** Begin ENTRIES SUPPLIED **

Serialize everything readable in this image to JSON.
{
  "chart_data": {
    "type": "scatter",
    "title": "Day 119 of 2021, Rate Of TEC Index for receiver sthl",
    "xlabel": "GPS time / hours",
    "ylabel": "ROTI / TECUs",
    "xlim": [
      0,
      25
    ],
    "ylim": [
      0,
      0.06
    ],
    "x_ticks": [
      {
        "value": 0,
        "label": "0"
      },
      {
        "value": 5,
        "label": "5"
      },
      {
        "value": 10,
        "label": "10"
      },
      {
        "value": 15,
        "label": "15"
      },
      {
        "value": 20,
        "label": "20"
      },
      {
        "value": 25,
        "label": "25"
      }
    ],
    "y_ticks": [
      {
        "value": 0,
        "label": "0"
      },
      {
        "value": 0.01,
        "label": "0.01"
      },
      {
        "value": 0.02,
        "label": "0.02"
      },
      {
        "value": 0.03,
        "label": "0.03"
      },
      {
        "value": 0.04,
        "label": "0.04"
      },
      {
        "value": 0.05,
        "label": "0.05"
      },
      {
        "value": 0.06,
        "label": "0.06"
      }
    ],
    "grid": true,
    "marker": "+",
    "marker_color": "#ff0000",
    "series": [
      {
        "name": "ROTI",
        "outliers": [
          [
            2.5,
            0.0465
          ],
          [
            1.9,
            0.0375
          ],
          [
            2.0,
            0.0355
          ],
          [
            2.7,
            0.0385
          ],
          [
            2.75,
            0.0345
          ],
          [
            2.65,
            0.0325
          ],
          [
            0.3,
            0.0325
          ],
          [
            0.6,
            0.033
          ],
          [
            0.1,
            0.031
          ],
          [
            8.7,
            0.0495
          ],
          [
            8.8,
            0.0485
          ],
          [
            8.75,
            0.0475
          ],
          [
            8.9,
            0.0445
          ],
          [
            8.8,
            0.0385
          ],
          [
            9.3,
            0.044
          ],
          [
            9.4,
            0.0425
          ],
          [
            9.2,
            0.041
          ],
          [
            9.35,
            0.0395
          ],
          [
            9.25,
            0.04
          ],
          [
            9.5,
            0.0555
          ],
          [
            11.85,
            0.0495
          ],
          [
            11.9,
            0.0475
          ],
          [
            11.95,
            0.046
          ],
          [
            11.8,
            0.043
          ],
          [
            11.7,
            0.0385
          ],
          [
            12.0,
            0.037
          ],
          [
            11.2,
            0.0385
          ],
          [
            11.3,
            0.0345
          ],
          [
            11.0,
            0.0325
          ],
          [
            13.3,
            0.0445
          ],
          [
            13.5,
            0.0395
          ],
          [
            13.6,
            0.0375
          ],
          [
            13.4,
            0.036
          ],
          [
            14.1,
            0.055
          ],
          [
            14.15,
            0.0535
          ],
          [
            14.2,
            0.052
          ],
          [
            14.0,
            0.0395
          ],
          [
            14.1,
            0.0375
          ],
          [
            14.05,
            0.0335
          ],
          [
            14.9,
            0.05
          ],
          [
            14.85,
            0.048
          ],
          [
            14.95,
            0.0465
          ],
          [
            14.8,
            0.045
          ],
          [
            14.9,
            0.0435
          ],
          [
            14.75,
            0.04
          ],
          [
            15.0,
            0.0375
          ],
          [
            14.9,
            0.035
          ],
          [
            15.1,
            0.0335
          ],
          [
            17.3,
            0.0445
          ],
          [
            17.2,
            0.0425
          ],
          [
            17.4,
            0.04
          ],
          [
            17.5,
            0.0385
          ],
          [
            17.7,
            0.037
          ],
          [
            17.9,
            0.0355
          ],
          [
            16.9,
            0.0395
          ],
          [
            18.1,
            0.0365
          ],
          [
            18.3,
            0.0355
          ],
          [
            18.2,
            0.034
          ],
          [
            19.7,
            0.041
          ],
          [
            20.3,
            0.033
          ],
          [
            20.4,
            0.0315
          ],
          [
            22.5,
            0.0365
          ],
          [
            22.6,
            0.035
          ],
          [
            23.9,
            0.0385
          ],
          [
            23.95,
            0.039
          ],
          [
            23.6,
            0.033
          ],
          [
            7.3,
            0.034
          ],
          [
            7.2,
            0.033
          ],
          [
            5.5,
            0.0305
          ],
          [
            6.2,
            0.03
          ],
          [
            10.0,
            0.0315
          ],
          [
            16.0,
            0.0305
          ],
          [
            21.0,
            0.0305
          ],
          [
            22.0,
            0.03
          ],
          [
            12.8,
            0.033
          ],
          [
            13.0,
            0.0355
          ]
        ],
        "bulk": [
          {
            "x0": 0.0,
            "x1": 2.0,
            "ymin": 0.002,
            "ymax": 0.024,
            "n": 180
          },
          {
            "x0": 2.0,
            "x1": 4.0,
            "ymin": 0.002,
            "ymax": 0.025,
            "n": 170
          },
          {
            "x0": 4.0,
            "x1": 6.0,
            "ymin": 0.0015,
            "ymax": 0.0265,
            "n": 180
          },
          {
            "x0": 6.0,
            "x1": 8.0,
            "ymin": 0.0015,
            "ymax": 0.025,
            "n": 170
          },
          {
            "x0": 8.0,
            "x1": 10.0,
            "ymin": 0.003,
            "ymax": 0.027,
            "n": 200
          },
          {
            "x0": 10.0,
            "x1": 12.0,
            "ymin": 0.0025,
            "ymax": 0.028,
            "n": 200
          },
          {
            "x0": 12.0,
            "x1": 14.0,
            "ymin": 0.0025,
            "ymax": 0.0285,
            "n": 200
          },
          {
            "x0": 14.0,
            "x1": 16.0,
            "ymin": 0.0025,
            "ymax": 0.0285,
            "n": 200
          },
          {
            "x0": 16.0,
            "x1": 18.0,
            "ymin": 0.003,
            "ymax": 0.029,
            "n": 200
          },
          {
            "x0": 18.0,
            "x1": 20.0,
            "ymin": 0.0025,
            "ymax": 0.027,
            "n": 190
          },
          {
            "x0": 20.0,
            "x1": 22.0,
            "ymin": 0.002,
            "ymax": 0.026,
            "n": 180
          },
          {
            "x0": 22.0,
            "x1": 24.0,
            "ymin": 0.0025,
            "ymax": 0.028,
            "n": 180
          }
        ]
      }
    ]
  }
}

** End ENTRIES SUPPLIED **

Produce an exact copy of all the records.

Serialize everything readable in this image to JSON.
{
  "chart_data": {
    "type": "scatter",
    "title": "Day 119 of 2021, Rate Of TEC Index for receiver sthl",
    "xlabel": "GPS time / hours",
    "ylabel": "ROTI / TECUs",
    "xlim": [
      0,
      25
    ],
    "ylim": [
      0,
      0.06
    ],
    "x_ticks": [
      {
        "value": 0,
        "label": "0"
      },
      {
        "value": 5,
        "label": "5"
      },
      {
        "value": 10,
        "label": "10"
      },
      {
        "value": 15,
        "label": "15"
      },
      {
        "value": 20,
        "label": "20"
      },
      {
        "value": 25,
        "label": "25"
      }
    ],
    "y_ticks": [
      {
        "value": 0,
        "label": "0"
      },
      {
        "value": 0.01,
        "label": "0.01"
      },
      {
        "value": 0.02,
        "label": "0.02"
      },
      {
        "value": 0.03,
        "label": "0.03"
      },
      {
        "value": 0.04,
        "label": "0.04"
      },
      {
        "value": 0.05,
        "label": "0.05"
      },
      {
        "value": 0.06,
        "label": "0.06"
      }
    ],
    "grid": true,
    "marker": "+",
    "marker_color": "#ff0000",
    "series": [
      {
        "name": "ROTI",
        "outliers": [
          [
            2.5,
            0.0465
          ],
          [
            1.9,
            0.0375
          ],
          [
            2.0,
            0.0355
          ],
          [
            2.7,
            0.0385
          ],
          [
            2.75,
            0.0345
          ],
          [
            2.65,
            0.0325
          ],
          [
            0.3,
            0.0325
          ],
          [
            0.6,
            0.033
          ],
          [
            0.1,
            0.031
          ],
          [
            8.7,
            0.0495
          ],
          [
            8.8,
            0.0485
          ],
          [
            8.75,
            0.0475
          ],
          [
            8.9,
            0.0445
          ],
          [
            8.8,
            0.0385
          ],
          [
            9.3,
            0.044
          ],
          [
            9.4,
            0.0425
          ],
          [
            9.2,
            0.041
          ],
          [
            9.35,
            0.0395
          ],
          [
            9.25,
            0.04
          ],
          [
            9.5,
            0.0555
          ],
          [
            11.85,
            0.0495
          ],
          [
            11.9,
            0.0475
          ],
          [
            11.95,
            0.046
          ],
          [
            11.8,
            0.043
          ],
          [
            11.7,
            0.0385
          ],
          [
            12.0,
            0.037
          ],
          [
            11.2,
            0.0385
          ],
          [
            11.3,
            0.0345
          ],
          [
            11.0,
            0.0325
          ],
          [
            13.3,
            0.0445
          ],
          [
            13.5,
            0.0395
          ],
          [
            13.6,
            0.0375
          ],
          [
            13.4,
            0.036
          ],
          [
            14.1,
            0.055
          ],
          [
            14.15,
            0.0535
          ],
          [
            14.2,
            0.052
          ],
          [
            14.0,
            0.0395
          ],
          [
            14.1,
            0.0375
          ],
          [
            14.05,
            0.0335
          ],
          [
            14.9,
            0.05
          ],
          [
            14.85,
            0.048
          ],
          [
            14.95,
            0.0465
          ],
          [
            14.8,
            0.045
          ],
          [
            14.9,
            0.0435
          ],
          [
            14.75,
            0.04
          ],
          [
            15.0,
            0.0375
          ],
          [
            14.9,
            0.035
          ],
          [
            15.1,
            0.0335
          ],
          [
            17.3,
            0.0445
          ],
          [
            17.2,
            0.0425
          ],
          [
            17.4,
            0.04
          ],
          [
            17.5,
            0.0385
          ],
          [
            17.7,
            0.037
          ],
          [
            17.9,
            0.0355
          ],
          [
            16.9,
            0.0395
          ],
          [
            18.1,
            0.0365
          ],
          [
            18.3,
            0.0355
          ],
          [
            18.2,
            0.034
          ],
          [
            19.7,
            0.041
          ],
          [
            20.3,
            0.033
          ],
          [
            20.4,
            0.0315
          ],
          [
            22.5,
            0.0365
          ],
          [
            22.6,
            0.035
          ],
          [
            23.9,
            0.0385
          ],
          [
            23.95,
            0.039
          ],
          [
            23.6,
            0.033
          ],
          [
            7.3,
            0.034
          ],
          [
            7.2,
            0.033
          ],
          [
            5.5,
            0.0305
          ],
          [
            6.2,
            0.03
          ],
          [
            10.0,
            0.0315
          ],
          [
            16.0,
            0.0305
          ],
          [
            21.0,
            0.0305
          ],
          [
            22.0,
            0.03
          ],
          [
            12.8,
            0.033
          ],
          [
            13.0,
            0.0355
          ]
        ],
        "bulk": [
          {
            "x0": 0.0,
            "x1": 2.0,
            "ymin": 0.002,
            "ymax": 0.024,
            "n": 180
          },
          {
            "x0": 2.0,
            "x1": 4.0,
            "ymin": 0.002,
            "ymax": 0.025,
            "n": 170
          },
          {
            "x0": 4.0,
            "x1": 6.0,
            "ymin": 0.0015,
            "ymax": 0.0265,
            "n": 180
          },
          {
            "x0": 6.0,
            "x1": 8.0,
            "ymin": 0.0015,
            "ymax": 0.025,
            "n": 170
          },
          {
            "x0": 8.0,
            "x1": 10.0,
            "ymin": 0.003,
            "ymax": 0.027,
            "n": 200
          },
          {
            "x0": 10.0,
            "x1": 12.0,
            "ymin": 0.0025,
            "ymax": 0.028,
            "n": 200
          },
          {
            "x0": 12.0,
            "x1": 14.0,
            "ymin": 0.0025,
            "ymax": 0.0285,
            "n": 200
          },
          {
            "x0": 14.0,
            "x1": 16.0,
            "ymin": 0.0025,
            "ymax": 0.0285,
            "n": 200
          },
          {
            "x0": 16.0,
            "x1": 18.0,
            "ymin": 0.003,
            "ymax": 0.029,
            "n": 200
          },
          {
            "x0": 18.0,
            "x1": 20.0,
            "ymin": 0.0025,
            "ymax": 0.027,
            "n": 190
          },
          {
            "x0": 20.0,
            "x1": 22.0,
            "ymin": 0.002,
            "ymax": 0.026,
            "n": 180
          },
          {
            "x0": 22.0,
            "x1": 24.0,
            "ymin": 0.0025,
            "ymax": 0.028,
            "n": 180
          }
        ]
      }
    ]
  }
}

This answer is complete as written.